Gather all lines in the entries below that include the word "share".

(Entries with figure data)
######

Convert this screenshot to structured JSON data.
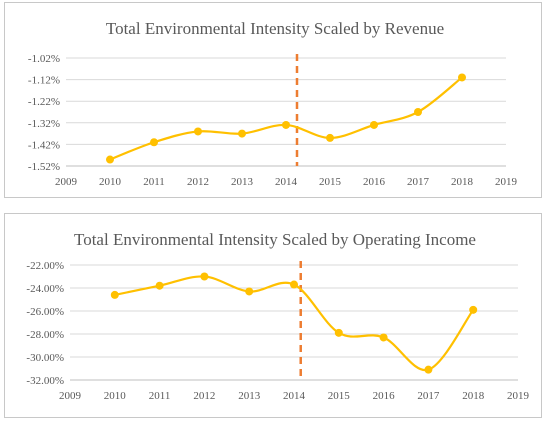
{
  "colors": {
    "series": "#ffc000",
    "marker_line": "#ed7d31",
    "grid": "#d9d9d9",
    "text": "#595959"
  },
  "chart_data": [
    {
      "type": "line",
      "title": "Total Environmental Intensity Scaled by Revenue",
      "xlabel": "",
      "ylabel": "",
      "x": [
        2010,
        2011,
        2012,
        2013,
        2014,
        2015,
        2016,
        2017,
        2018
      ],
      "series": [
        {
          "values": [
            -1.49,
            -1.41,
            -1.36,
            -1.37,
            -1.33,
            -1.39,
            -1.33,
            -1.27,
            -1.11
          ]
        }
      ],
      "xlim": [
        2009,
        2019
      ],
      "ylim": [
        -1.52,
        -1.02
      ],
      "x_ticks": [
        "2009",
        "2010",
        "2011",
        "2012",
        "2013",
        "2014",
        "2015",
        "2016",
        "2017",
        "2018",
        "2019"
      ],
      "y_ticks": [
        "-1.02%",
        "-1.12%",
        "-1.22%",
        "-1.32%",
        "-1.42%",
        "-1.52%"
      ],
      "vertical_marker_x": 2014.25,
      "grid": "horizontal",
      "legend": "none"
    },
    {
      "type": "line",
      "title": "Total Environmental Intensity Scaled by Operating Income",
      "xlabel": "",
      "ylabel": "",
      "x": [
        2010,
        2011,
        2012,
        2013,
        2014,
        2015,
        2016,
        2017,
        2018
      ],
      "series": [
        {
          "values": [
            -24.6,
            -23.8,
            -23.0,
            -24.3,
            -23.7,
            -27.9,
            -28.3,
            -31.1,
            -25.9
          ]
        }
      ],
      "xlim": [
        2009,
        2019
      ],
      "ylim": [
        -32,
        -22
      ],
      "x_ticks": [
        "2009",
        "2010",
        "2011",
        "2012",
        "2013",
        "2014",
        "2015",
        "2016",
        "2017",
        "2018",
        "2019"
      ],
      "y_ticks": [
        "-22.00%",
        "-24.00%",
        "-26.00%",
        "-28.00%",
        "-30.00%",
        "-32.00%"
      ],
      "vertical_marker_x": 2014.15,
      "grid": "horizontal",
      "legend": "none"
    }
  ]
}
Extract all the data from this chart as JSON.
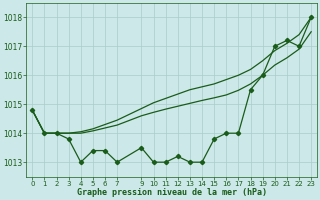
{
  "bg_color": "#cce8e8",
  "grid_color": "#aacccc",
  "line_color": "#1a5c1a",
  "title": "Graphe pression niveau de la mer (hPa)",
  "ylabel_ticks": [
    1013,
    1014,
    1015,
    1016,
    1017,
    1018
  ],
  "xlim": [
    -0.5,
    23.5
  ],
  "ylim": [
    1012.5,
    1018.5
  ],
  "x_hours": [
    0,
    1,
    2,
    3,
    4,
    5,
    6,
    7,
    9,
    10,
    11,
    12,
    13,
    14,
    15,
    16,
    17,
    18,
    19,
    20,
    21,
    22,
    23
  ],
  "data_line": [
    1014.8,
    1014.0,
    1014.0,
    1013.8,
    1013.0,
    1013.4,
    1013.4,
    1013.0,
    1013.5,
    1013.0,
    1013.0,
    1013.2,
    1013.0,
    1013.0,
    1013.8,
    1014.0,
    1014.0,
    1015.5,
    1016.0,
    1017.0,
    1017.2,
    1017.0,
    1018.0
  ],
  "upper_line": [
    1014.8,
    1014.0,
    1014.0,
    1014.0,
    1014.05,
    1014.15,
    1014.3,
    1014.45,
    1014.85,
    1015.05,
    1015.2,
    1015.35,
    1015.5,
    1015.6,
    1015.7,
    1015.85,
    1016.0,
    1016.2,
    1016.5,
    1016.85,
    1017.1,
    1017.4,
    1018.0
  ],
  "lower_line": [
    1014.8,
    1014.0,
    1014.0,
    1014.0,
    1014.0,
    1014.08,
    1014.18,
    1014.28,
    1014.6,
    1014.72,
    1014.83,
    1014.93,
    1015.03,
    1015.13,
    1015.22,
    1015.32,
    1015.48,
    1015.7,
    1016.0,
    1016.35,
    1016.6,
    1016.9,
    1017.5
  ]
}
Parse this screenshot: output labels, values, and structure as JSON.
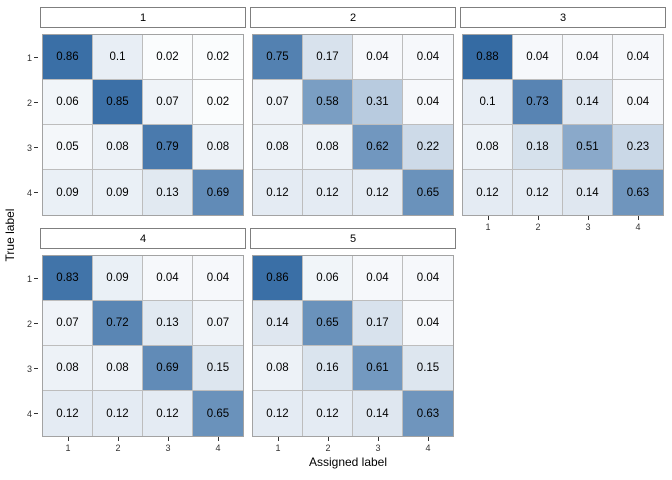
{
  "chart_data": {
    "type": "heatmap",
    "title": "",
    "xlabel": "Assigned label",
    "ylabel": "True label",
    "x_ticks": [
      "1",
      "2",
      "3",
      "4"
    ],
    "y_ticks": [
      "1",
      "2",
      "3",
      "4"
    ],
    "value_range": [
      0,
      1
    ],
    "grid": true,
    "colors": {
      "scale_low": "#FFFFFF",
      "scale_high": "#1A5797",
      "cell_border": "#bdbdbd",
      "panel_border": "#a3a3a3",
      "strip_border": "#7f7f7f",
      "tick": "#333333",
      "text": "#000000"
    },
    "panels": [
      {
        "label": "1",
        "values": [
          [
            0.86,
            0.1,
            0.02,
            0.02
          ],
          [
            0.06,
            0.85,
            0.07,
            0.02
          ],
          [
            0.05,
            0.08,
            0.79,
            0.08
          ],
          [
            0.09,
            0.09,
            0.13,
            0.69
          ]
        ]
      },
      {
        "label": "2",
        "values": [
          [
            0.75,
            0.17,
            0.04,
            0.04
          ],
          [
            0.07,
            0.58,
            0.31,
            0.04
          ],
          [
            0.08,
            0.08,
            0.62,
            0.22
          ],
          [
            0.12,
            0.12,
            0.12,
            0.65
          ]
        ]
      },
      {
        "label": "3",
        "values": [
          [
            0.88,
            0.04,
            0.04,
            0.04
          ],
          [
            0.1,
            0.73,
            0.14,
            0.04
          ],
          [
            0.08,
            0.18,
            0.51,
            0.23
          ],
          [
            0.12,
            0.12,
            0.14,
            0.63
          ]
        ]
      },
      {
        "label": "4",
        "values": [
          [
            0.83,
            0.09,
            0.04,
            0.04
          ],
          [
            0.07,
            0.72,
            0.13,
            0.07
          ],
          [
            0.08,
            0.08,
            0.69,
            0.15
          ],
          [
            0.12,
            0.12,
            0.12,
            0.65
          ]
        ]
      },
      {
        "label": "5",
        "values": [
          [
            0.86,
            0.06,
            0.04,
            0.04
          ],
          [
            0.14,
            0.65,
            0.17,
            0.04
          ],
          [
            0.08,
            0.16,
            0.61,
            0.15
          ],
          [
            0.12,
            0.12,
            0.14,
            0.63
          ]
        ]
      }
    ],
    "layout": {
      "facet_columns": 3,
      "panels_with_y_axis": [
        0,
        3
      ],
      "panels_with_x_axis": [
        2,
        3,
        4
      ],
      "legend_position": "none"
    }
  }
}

######

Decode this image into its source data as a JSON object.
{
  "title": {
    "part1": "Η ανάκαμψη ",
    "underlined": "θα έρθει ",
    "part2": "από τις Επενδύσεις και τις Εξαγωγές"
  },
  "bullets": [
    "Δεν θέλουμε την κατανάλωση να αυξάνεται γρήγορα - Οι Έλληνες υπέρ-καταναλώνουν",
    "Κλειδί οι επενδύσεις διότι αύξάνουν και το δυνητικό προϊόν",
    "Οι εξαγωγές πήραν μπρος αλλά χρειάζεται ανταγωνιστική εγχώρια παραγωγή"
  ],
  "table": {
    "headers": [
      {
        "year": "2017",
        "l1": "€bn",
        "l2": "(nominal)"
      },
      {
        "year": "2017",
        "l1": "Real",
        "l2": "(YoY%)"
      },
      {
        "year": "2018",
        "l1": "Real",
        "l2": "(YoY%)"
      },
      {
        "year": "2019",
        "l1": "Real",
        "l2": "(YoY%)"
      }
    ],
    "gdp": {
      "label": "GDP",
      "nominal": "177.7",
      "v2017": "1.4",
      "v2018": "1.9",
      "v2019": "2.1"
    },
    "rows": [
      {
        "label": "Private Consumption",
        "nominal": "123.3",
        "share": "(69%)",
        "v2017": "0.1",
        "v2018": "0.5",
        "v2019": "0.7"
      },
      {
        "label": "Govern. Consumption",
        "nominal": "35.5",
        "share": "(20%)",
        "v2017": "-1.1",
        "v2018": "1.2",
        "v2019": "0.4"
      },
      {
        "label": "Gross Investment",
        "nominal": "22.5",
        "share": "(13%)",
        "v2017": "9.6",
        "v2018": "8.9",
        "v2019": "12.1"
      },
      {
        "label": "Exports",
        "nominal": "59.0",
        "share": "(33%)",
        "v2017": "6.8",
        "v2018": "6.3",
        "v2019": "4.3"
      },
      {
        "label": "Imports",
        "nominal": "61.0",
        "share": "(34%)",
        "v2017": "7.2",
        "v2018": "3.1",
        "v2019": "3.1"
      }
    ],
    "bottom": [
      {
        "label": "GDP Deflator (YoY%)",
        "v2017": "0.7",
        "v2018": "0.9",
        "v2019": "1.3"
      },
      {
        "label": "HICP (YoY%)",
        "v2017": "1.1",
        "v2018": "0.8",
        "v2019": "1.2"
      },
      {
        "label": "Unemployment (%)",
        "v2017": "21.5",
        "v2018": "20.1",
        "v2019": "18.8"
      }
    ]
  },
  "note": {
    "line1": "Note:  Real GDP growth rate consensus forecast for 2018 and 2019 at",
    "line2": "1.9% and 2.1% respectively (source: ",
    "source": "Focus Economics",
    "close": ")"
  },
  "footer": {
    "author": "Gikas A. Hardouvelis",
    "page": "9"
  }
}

######

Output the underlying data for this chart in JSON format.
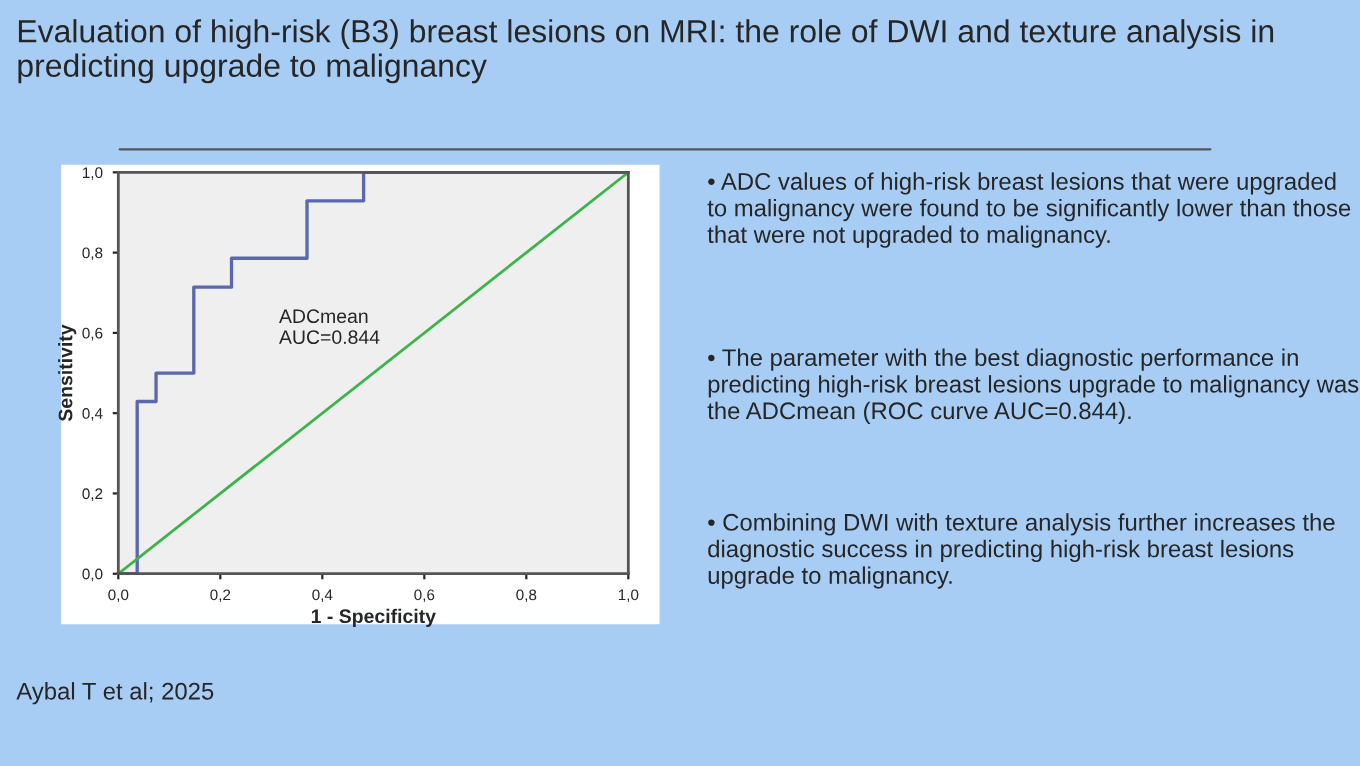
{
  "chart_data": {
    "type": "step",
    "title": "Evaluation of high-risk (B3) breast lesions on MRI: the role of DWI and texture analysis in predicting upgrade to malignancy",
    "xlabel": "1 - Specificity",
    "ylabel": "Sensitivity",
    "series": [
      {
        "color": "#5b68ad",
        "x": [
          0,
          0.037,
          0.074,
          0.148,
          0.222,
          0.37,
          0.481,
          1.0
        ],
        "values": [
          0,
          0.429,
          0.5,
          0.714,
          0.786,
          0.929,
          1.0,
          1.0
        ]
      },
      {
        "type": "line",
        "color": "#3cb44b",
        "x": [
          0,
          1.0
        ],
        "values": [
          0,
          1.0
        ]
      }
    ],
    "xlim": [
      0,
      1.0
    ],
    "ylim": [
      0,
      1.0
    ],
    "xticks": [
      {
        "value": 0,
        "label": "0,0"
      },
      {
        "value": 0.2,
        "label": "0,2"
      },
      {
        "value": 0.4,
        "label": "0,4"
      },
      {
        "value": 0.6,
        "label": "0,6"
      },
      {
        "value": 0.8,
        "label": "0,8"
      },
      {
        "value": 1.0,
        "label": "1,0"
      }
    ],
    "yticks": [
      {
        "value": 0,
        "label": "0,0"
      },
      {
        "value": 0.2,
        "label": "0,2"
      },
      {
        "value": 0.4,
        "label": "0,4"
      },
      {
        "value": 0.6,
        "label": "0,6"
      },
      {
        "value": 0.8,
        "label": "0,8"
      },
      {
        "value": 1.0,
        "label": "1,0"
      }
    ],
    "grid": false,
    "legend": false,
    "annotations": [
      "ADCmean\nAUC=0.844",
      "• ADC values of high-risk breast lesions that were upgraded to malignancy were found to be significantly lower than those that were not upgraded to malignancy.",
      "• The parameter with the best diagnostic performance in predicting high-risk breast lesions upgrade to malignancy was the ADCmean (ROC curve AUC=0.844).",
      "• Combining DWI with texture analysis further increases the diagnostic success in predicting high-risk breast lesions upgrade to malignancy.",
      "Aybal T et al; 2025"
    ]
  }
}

######

THE COMPLETED TASK:
        "share": "(69%)",
        "share": "(20%)",
        "share": "(13%)",
        "share": "(33%)",
        "share": "(34%)",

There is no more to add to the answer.